• Given exercise: List each line of the data in which the string "icon" appears.

• Provided data:
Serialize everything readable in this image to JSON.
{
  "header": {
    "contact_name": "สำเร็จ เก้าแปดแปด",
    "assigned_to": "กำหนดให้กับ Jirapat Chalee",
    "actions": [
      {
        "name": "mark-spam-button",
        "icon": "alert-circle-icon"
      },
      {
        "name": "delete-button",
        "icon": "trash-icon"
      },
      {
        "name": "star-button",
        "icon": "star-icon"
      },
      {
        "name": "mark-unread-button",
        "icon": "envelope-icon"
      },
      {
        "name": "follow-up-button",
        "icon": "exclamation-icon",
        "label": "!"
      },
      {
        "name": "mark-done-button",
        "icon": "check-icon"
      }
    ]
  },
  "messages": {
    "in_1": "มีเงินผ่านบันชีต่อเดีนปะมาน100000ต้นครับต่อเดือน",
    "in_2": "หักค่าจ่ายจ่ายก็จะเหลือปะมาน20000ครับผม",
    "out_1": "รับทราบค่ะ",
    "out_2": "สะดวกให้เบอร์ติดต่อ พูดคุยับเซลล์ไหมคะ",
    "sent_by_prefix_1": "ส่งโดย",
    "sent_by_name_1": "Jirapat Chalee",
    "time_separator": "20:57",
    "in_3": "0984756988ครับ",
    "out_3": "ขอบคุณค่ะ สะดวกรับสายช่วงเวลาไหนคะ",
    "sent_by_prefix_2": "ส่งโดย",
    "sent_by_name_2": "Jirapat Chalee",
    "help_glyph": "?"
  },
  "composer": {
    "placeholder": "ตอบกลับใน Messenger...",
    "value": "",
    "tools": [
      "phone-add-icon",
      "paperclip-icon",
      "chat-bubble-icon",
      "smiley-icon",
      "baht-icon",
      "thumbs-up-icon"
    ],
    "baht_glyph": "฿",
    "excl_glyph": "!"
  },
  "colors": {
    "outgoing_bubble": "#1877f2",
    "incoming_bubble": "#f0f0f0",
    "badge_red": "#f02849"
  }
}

• Complete output:
        "icon": "alert-circle-icon"
        "icon": "trash-icon"
        "icon": "star-icon"
        "icon": "envelope-icon"
        "icon": "exclamation-icon",
        "icon": "check-icon"
      "phone-add-icon",
      "paperclip-icon",
      "chat-bubble-icon",
      "smiley-icon",
      "baht-icon",
      "thumbs-up-icon"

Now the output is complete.